■ **EXERCISE**
Go through the listing and return every line with "hatten" in it.

■ **MATERIAL PROVIDED**

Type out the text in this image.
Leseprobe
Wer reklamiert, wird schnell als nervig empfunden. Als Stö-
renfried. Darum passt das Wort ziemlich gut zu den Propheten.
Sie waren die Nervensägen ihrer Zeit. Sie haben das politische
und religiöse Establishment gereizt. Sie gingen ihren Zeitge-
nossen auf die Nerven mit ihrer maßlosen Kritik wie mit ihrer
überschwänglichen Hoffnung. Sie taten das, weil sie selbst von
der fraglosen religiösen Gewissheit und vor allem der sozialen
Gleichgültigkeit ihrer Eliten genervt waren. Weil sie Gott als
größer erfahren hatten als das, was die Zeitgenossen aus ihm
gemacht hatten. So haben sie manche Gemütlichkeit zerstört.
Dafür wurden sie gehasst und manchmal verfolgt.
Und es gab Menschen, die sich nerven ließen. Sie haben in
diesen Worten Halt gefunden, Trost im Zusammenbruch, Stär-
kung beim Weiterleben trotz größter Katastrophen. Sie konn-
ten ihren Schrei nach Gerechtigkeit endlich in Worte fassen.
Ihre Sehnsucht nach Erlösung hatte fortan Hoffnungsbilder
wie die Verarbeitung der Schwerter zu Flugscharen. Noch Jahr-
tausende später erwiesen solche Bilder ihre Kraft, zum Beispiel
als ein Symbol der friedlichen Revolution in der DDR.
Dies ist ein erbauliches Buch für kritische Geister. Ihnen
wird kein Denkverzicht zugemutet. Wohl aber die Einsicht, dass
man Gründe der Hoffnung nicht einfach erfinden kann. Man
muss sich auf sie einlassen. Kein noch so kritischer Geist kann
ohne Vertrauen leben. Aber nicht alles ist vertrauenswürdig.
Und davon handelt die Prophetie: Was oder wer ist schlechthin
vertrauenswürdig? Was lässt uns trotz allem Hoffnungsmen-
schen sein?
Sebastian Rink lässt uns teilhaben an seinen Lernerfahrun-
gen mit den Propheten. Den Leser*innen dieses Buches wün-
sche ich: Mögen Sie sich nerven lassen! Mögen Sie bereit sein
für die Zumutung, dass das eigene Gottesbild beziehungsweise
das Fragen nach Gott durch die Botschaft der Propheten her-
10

■ **EXERCISE SOLUTION**
größer erfahren hatten als das, was die Zeitgenossen aus ihm
gemacht hatten. So haben sie manche Gemütlichkeit zerstört.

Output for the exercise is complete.